**PROVIDED RECORDS**
----------

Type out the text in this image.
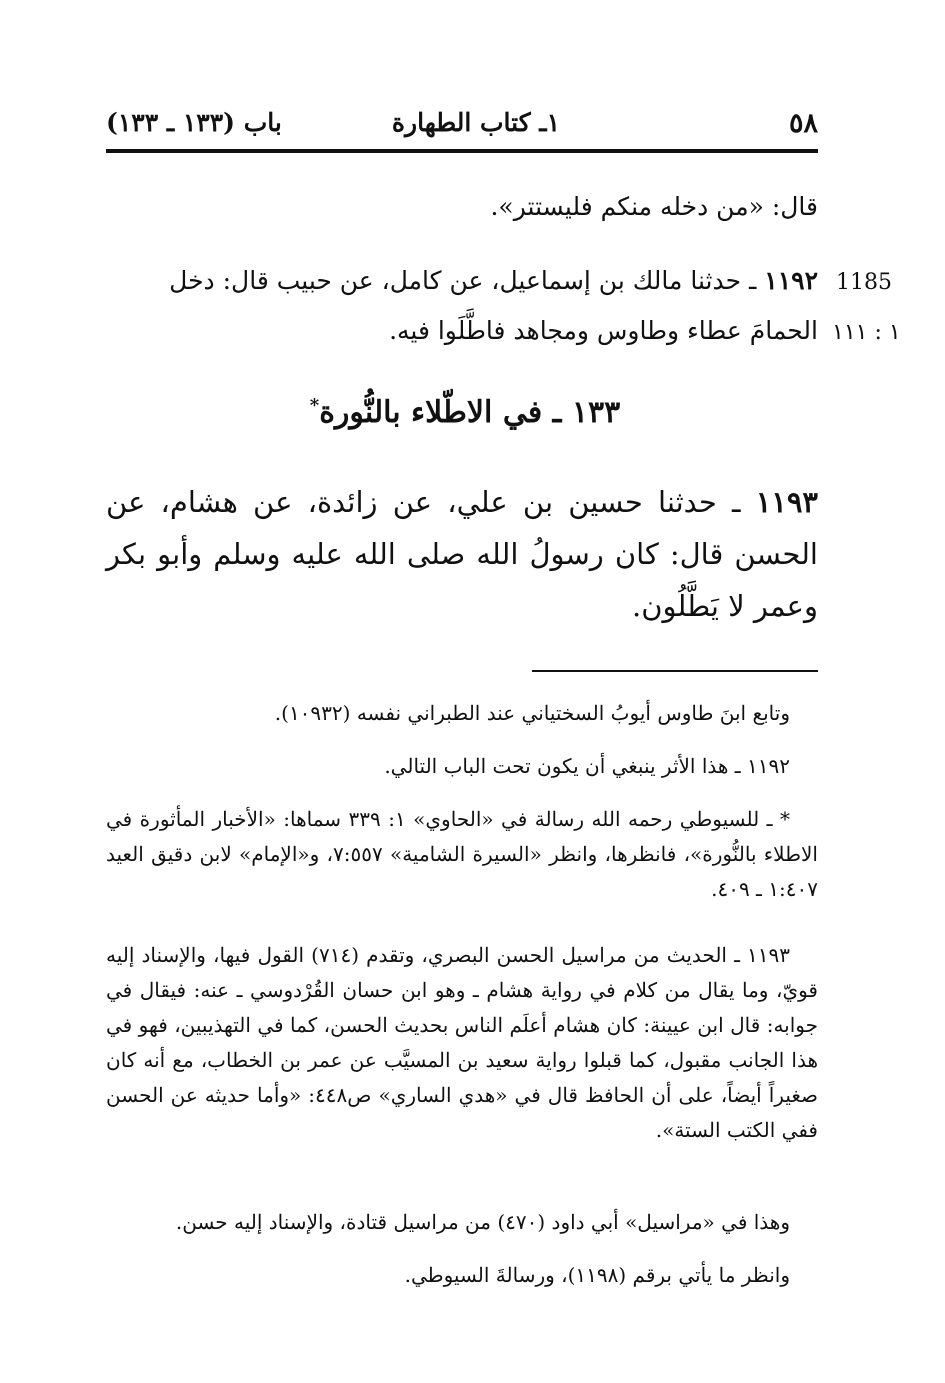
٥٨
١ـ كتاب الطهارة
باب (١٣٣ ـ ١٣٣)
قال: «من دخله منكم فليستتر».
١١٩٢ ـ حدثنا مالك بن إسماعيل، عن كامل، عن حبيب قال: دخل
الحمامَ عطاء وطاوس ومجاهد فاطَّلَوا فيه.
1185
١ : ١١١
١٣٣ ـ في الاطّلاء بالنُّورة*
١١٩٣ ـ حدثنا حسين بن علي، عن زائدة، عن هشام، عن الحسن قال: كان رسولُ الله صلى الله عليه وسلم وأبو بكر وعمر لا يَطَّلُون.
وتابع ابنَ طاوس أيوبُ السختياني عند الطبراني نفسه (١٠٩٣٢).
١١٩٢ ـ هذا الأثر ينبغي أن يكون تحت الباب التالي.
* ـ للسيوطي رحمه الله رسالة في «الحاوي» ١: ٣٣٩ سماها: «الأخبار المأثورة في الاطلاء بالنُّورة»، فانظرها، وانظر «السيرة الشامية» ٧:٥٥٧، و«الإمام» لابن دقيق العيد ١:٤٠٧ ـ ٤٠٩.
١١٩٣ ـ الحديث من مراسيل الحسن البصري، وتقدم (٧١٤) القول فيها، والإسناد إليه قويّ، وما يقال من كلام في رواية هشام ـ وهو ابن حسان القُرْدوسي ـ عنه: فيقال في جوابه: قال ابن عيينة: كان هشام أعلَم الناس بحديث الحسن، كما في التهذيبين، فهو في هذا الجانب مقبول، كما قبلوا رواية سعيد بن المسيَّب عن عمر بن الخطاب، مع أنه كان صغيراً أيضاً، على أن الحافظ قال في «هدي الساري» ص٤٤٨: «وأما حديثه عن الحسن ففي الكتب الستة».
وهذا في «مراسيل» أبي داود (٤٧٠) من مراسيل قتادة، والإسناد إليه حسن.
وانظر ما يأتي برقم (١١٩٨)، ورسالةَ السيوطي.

----------

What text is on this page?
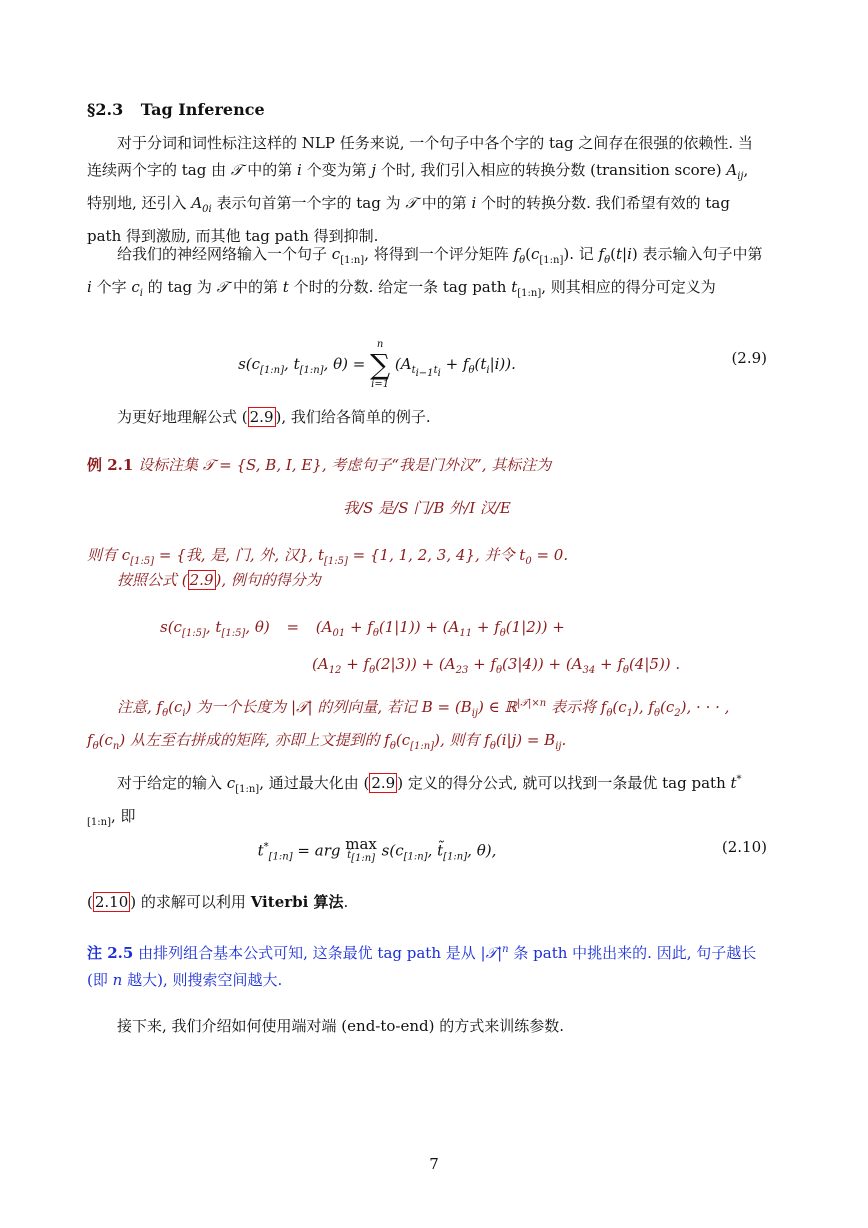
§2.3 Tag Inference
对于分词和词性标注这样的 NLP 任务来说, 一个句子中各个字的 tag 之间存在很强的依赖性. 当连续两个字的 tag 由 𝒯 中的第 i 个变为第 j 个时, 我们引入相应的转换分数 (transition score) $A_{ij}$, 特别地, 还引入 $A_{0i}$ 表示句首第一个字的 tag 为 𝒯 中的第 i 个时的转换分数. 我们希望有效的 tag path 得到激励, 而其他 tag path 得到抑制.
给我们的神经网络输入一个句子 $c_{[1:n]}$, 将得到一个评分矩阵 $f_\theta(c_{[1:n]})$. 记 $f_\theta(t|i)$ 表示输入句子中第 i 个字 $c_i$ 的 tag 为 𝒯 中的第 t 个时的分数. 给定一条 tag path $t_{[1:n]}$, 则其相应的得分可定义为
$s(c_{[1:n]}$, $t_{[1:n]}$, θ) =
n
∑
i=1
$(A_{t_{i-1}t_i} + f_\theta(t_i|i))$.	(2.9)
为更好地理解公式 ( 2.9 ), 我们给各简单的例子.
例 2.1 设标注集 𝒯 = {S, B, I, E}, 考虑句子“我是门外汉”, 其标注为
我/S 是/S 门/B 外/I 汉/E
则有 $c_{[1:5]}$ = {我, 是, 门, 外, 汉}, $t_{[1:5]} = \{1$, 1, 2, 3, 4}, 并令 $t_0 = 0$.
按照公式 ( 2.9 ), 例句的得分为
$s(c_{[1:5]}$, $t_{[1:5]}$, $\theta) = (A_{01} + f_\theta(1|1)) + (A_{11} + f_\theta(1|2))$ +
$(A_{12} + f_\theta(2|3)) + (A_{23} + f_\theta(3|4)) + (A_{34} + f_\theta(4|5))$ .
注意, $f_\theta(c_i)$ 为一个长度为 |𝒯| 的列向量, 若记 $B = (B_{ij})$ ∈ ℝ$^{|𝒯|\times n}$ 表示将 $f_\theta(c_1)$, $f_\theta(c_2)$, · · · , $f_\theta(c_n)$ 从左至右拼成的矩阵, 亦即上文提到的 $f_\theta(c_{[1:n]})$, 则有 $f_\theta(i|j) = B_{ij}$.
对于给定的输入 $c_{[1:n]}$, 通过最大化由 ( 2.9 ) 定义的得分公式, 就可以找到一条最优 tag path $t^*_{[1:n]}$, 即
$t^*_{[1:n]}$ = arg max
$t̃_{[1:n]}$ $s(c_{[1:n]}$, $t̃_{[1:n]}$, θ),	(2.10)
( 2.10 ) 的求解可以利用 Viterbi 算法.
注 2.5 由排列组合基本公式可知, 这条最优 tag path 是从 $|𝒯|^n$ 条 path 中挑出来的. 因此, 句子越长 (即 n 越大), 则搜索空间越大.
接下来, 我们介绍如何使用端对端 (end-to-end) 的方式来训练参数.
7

----------

Search the entries for the word "وانظر", then gather every line that has it.

* ـ للسيوطي رحمه الله رسالة في «الحاوي» ١: ٣٣٩ سماها: «الأخبار المأثورة في الاطلاء بالنُّورة»، فانظرها، وانظر «السيرة الشامية» ٧:٥٥٧، و«الإمام» لابن دقيق العيد ١:٤٠٧ ـ ٤٠٩.
وانظر ما يأتي برقم (١١٩٨)، ورسالةَ السيوطي.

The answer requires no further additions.